----- Provided material
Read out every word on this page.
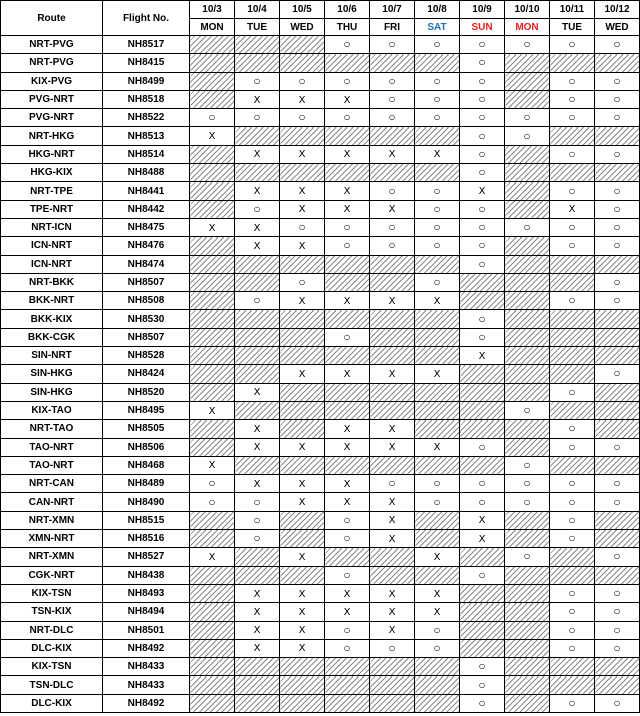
Route	Flight No.	10/3	10/4	10/5	10/6	10/7	10/8	10/9	10/10	10/11	10/12
		MON	TUE	WED	THU	FRI	SAT	SUN	MON	TUE	WED
NRT-PVG	NH8517				○	○	○	○	○	○	○
NRT-PVG	NH8415							○			
KIX-PVG	NH8499		○	○	○	○	○	○		○	○
PVG-NRT	NH8518		X	X	X	○	○	○		○	○
PVG-NRT	NH8522	○	○	○	○	○	○	○	○	○	○
NRT-HKG	NH8513	X						○	○		
HKG-NRT	NH8514		X	X	X	X	X	○		○	○
HKG-KIX	NH8488							○			
NRT-TPE	NH8441		X	X	X	○	○	X		○	○
TPE-NRT	NH8442		○	X	X	X	○	○		X	○
NRT-ICN	NH8475	X	X	○	○	○	○	○	○	○	○
ICN-NRT	NH8476		X	X	○	○	○	○		○	○
ICN-NRT	NH8474							○			
NRT-BKK	NH8507			○			○				○
BKK-NRT	NH8508		○	X	X	X	X			○	○
BKK-KIX	NH8530							○			
BKK-CGK	NH8507				○			○			
SIN-NRT	NH8528							X			
SIN-HKG	NH8424			X	X	X	X				○
SIN-HKG	NH8520		X							○	
KIX-TAO	NH8495	X							○		
NRT-TAO	NH8505		X		X	X				○	
TAO-NRT	NH8506		X	X	X	X	X	○		○	○
TAO-NRT	NH8468	X							○		
NRT-CAN	NH8489	○	X	X	X	○	○	○	○	○	○
CAN-NRT	NH8490	○	○	X	X	X	○	○	○	○	○
NRT-XMN	NH8515		○		○	X		X		○	
XMN-NRT	NH8516		○		○	X		X		○	
NRT-XMN	NH8527	X		X			X		○		○
CGK-NRT	NH8438				○			○			
KIX-TSN	NH8493		X	X	X	X	X			○	○
TSN-KIX	NH8494		X	X	X	X	X			○	○
NRT-DLC	NH8501		X	X	○	X	○			○	○
DLC-KIX	NH8492		X	X	○	○	○			○	○
KIX-TSN	NH8433							○			
TSN-DLC	NH8433							○			
DLC-KIX	NH8492							○		○	○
----------
Written instruction: Every entry must be written out exactly, with all pictures left out.

Correct output:
Read out every word on this page.
Route	Flight No.	10/3	10/4	10/5	10/6	10/7	10/8	10/9	10/10	10/11	10/12
		MON	TUE	WED	THU	FRI	SAT	SUN	MON	TUE	WED
NRT-PVG	NH8517				○	○	○	○	○	○	○
NRT-PVG	NH8415							○			
KIX-PVG	NH8499		○	○	○	○	○	○		○	○
PVG-NRT	NH8518		X	X	X	○	○	○		○	○
PVG-NRT	NH8522	○	○	○	○	○	○	○	○	○	○
NRT-HKG	NH8513	X						○	○		
HKG-NRT	NH8514		X	X	X	X	X	○		○	○
HKG-KIX	NH8488							○			
NRT-TPE	NH8441		X	X	X	○	○	X		○	○
TPE-NRT	NH8442		○	X	X	X	○	○		X	○
NRT-ICN	NH8475	X	X	○	○	○	○	○	○	○	○
ICN-NRT	NH8476		X	X	○	○	○	○		○	○
ICN-NRT	NH8474							○			
NRT-BKK	NH8507			○			○				○
BKK-NRT	NH8508		○	X	X	X	X			○	○
BKK-KIX	NH8530							○			
BKK-CGK	NH8507				○			○			
SIN-NRT	NH8528							X			
SIN-HKG	NH8424			X	X	X	X				○
SIN-HKG	NH8520		X							○	
KIX-TAO	NH8495	X							○		
NRT-TAO	NH8505		X		X	X				○	
TAO-NRT	NH8506		X	X	X	X	X	○		○	○
TAO-NRT	NH8468	X							○		
NRT-CAN	NH8489	○	X	X	X	○	○	○	○	○	○
CAN-NRT	NH8490	○	○	X	X	X	○	○	○	○	○
NRT-XMN	NH8515		○		○	X		X		○	
XMN-NRT	NH8516		○		○	X		X		○	
NRT-XMN	NH8527	X		X			X		○		○
CGK-NRT	NH8438				○			○			
KIX-TSN	NH8493		X	X	X	X	X			○	○
TSN-KIX	NH8494		X	X	X	X	X			○	○
NRT-DLC	NH8501		X	X	○	X	○			○	○
DLC-KIX	NH8492		X	X	○	○	○			○	○
KIX-TSN	NH8433							○			
TSN-DLC	NH8433							○			
DLC-KIX	NH8492							○		○	○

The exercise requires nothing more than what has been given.